- Job -
From the entries that follow, gather each line holding the word "stackoverflow".

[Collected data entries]
--- Begin ---

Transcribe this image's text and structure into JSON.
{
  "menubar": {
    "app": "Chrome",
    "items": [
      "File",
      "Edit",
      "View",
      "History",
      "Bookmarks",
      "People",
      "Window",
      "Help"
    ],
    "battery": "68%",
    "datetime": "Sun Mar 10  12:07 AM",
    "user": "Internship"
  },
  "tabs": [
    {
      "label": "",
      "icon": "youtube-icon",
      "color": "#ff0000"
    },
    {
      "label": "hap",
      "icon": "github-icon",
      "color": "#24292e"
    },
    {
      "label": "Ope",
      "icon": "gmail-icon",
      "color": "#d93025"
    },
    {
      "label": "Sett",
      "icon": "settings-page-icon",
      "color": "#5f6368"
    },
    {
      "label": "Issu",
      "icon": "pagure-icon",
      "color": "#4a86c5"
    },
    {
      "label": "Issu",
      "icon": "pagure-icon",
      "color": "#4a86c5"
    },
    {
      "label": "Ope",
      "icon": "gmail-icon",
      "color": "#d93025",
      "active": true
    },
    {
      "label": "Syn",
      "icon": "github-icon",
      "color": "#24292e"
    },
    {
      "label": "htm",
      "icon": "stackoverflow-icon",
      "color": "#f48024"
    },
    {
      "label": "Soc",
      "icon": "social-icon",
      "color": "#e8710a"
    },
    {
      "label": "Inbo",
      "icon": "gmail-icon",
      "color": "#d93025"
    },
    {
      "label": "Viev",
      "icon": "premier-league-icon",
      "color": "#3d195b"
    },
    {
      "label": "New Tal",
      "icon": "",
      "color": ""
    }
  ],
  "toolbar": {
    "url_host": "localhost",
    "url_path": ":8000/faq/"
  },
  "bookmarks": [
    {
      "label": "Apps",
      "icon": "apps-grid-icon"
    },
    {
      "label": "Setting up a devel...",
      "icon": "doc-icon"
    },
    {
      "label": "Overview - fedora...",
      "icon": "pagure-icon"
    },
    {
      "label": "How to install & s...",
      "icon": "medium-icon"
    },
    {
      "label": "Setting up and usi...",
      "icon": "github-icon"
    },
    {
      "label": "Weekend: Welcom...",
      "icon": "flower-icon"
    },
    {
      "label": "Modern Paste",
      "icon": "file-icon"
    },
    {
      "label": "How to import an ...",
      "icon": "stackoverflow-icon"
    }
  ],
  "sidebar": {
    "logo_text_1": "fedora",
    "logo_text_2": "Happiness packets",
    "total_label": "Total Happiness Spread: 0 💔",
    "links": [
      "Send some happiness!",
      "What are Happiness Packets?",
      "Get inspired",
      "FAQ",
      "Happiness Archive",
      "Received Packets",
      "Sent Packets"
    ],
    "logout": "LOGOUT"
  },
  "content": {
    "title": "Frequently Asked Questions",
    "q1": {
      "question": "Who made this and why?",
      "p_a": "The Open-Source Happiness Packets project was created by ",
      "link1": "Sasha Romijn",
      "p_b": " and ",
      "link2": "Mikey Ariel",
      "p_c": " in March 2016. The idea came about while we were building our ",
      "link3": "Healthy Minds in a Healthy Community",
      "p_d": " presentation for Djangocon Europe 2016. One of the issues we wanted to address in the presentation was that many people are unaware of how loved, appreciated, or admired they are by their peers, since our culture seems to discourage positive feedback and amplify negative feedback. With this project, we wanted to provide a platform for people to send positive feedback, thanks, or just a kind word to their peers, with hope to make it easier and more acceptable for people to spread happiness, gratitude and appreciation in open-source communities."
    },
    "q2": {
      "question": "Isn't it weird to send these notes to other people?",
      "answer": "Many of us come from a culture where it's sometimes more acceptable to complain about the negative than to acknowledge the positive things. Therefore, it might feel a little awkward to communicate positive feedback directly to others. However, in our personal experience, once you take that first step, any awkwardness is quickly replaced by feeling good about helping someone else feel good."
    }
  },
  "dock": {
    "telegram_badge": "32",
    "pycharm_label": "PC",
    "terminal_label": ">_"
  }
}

--- End ---

- Answer to this task -
      "icon": "stackoverflow-icon",
      "icon": "stackoverflow-icon"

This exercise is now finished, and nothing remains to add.